TASK BRIEF:
Please output the records below word for word and omit the pictures.

(INPUT DATA begins)

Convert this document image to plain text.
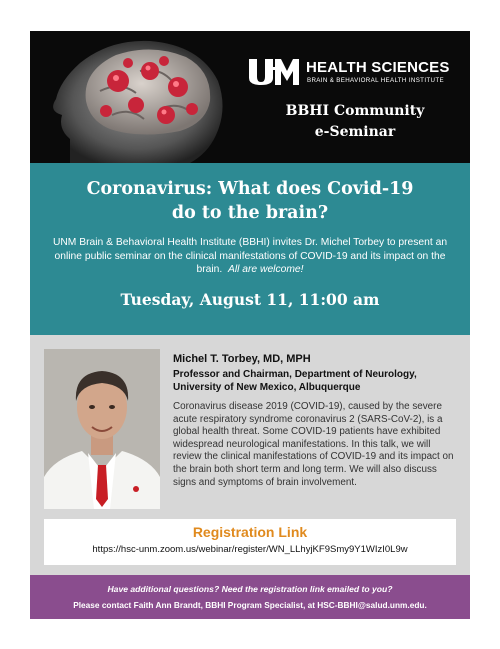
HEALTH SCIENCES
BRAIN & BEHAVIORAL HEALTH INSTITUTE
BBHI Community
e-Seminar
Coronavirus: What does Covid-19
do to the brain?
UNM Brain & Behavioral Health Institute (BBHI) invites Dr. Michel Torbey to present an online public seminar on the clinical manifestations of COVID-19 and its impact on the brain. All are welcome!
Tuesday, August 11, 11:00 am
Michel T. Torbey, MD, MPH
Professor and Chairman, Department of Neurology,
University of New Mexico, Albuquerque
Coronavirus disease 2019 (COVID-19), caused by the severe acute respiratory syndrome coronavirus 2 (SARS-CoV-2), is a global health threat. Some COVID-19 patients have exhibited widespread neurological manifestations. In this talk, we will review the clinical manifestations of COVID-19 and its impact on the brain both short term and long term. We will also discuss signs and symptoms of brain involvement.
Registration Link
https://hsc-unm.zoom.us/webinar/register/WN_LLhyjKF9Smy9Y1WIzI0L9w
Have additional questions? Need the registration link emailed to you?
Please contact Faith Ann Brandt, BBHI Program Specialist, at HSC-BBHI@salud.unm.edu.
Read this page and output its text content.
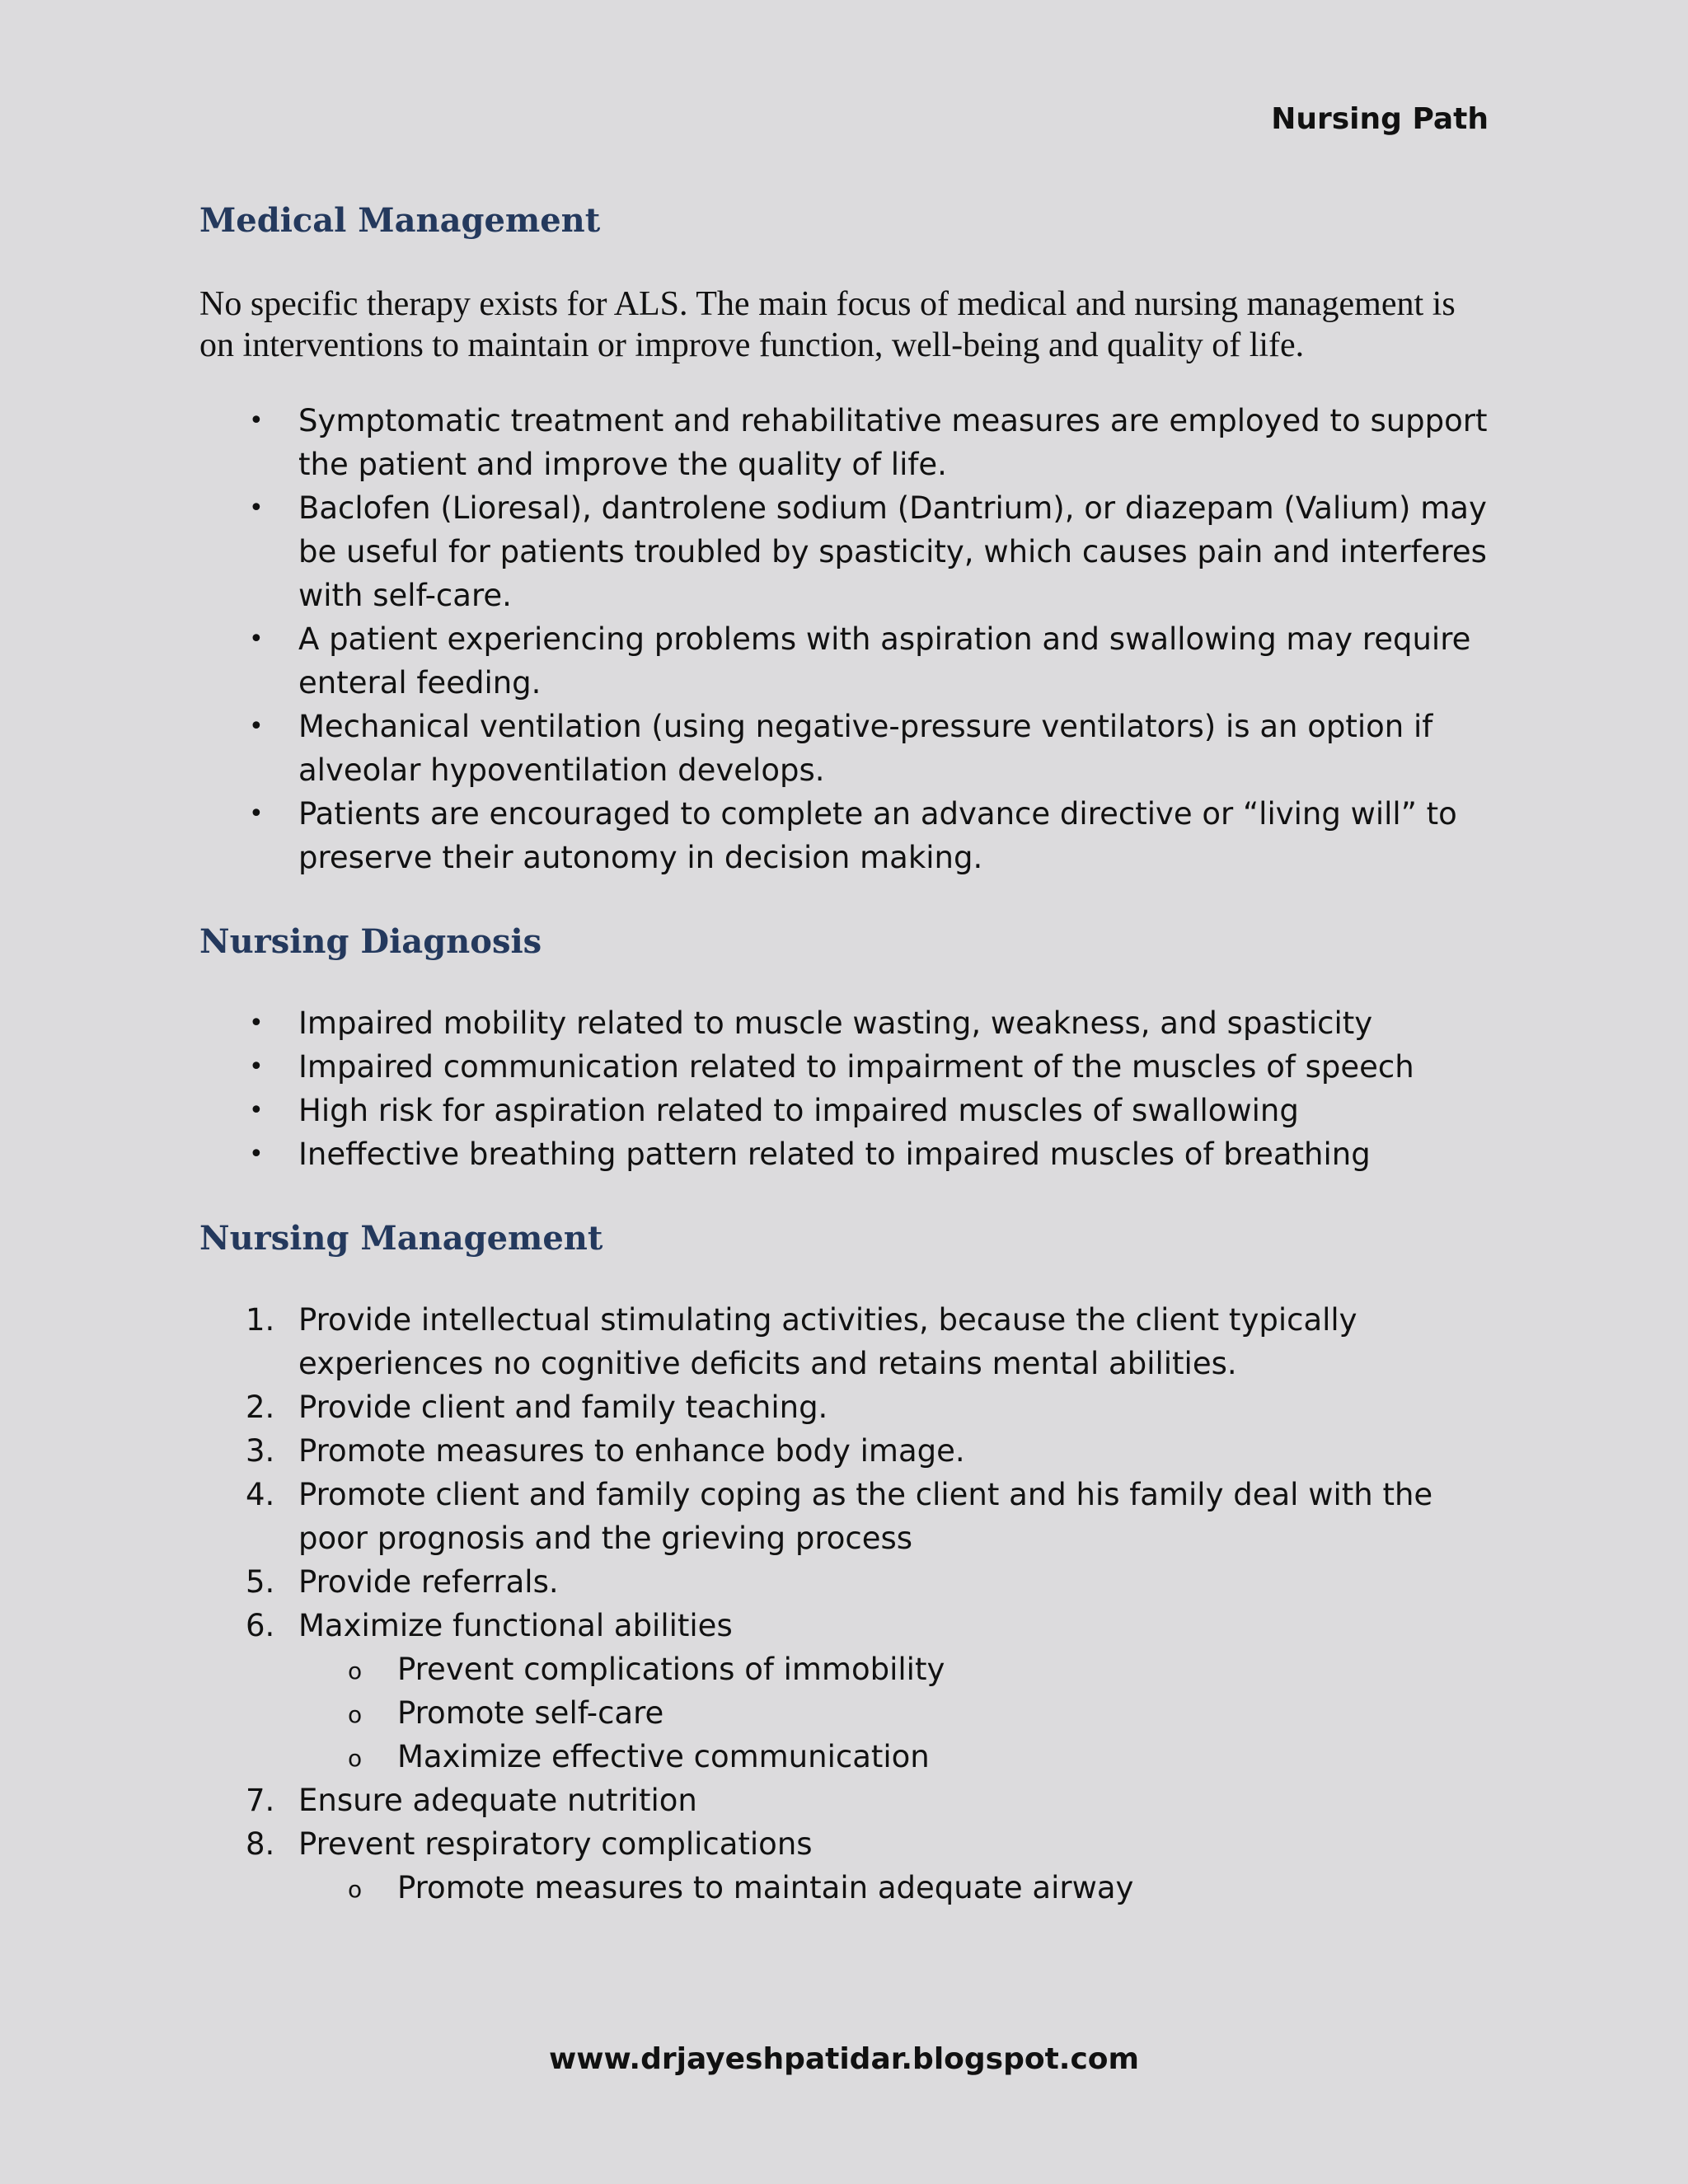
Nursing Path
Medical Management

No specific therapy exists for ALS. The main focus of medical and nursing management is on interventions to maintain or improve function, well-being and quality of life.

• Symptomatic treatment and rehabilitative measures are employed to support the patient and improve the quality of life.
• Baclofen (Lioresal), dantrolene sodium (Dantrium), or diazepam (Valium) may be useful for patients troubled by spasticity, which causes pain and interferes with self-care.
• A patient experiencing problems with aspiration and swallowing may require enteral feeding.
• Mechanical ventilation (using negative-pressure ventilators) is an option if alveolar hypoventilation develops.
• Patients are encouraged to complete an advance directive or “living will” to preserve their autonomy in decision making.
Nursing Diagnosis
• Impaired mobility related to muscle wasting, weakness, and spasticity
• Impaired communication related to impairment of the muscles of speech
• High risk for aspiration related to impaired muscles of swallowing
• Ineffective breathing pattern related to impaired muscles of breathing
Nursing Management
1. Provide intellectual stimulating activities, because the client typically experiences no cognitive deficits and retains mental abilities.
2. Provide client and family teaching.
3. Promote measures to enhance body image.
4. Promote client and family coping as the client and his family deal with the poor prognosis and the grieving process
5. Provide referrals.
6. Maximize functional abilities
o Prevent complications of immobility
o Promote self-care
o Maximize effective communication
7. Ensure adequate nutrition
8. Prevent respiratory complications
o Promote measures to maintain adequate airway
www.drjayeshpatidar.blogspot.com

(INPUT DATA ends)

ANSWER SECTION:
Convert this document image to plain text.
HEALTH SCIENCES
BRAIN & BEHAVIORAL HEALTH INSTITUTE
BBHI Community
e-Seminar
Coronavirus: What does Covid-19
do to the brain?
UNM Brain & Behavioral Health Institute (BBHI) invites Dr. Michel Torbey to present an online public seminar on the clinical manifestations of COVID-19 and its impact on the brain. All are welcome!
Tuesday, August 11, 11:00 am
Michel T. Torbey, MD, MPH
Professor and Chairman, Department of Neurology,
University of New Mexico, Albuquerque
Coronavirus disease 2019 (COVID-19), caused by the severe acute respiratory syndrome coronavirus 2 (SARS-CoV-2), is a global health threat. Some COVID-19 patients have exhibited widespread neurological manifestations. In this talk, we will review the clinical manifestations of COVID-19 and its impact on the brain both short term and long term. We will also discuss signs and symptoms of brain involvement.
Registration Link
https://hsc-unm.zoom.us/webinar/register/WN_LLhyjKF9Smy9Y1WIzI0L9w
Have additional questions? Need the registration link emailed to you?
Please contact Faith Ann Brandt, BBHI Program Specialist, at HSC-BBHI@salud.unm.edu.
Read this page and output its text content.
Nursing Path
Medical Management

No specific therapy exists for ALS. The main focus of medical and nursing management is on interventions to maintain or improve function, well-being and quality of life.

• Symptomatic treatment and rehabilitative measures are employed to support the patient and improve the quality of life.
• Baclofen (Lioresal), dantrolene sodium (Dantrium), or diazepam (Valium) may be useful for patients troubled by spasticity, which causes pain and interferes with self-care.
• A patient experiencing problems with aspiration and swallowing may require enteral feeding.
• Mechanical ventilation (using negative-pressure ventilators) is an option if alveolar hypoventilation develops.
• Patients are encouraged to complete an advance directive or “living will” to preserve their autonomy in decision making.
Nursing Diagnosis
• Impaired mobility related to muscle wasting, weakness, and spasticity
• Impaired communication related to impairment of the muscles of speech
• High risk for aspiration related to impaired muscles of swallowing
• Ineffective breathing pattern related to impaired muscles of breathing
Nursing Management
1. Provide intellectual stimulating activities, because the client typically experiences no cognitive deficits and retains mental abilities.
2. Provide client and family teaching.
3. Promote measures to enhance body image.
4. Promote client and family coping as the client and his family deal with the poor prognosis and the grieving process
5. Provide referrals.
6. Maximize functional abilities
o Prevent complications of immobility
o Promote self-care
o Maximize effective communication
7. Ensure adequate nutrition
8. Prevent respiratory complications
o Promote measures to maintain adequate airway
www.drjayeshpatidar.blogspot.com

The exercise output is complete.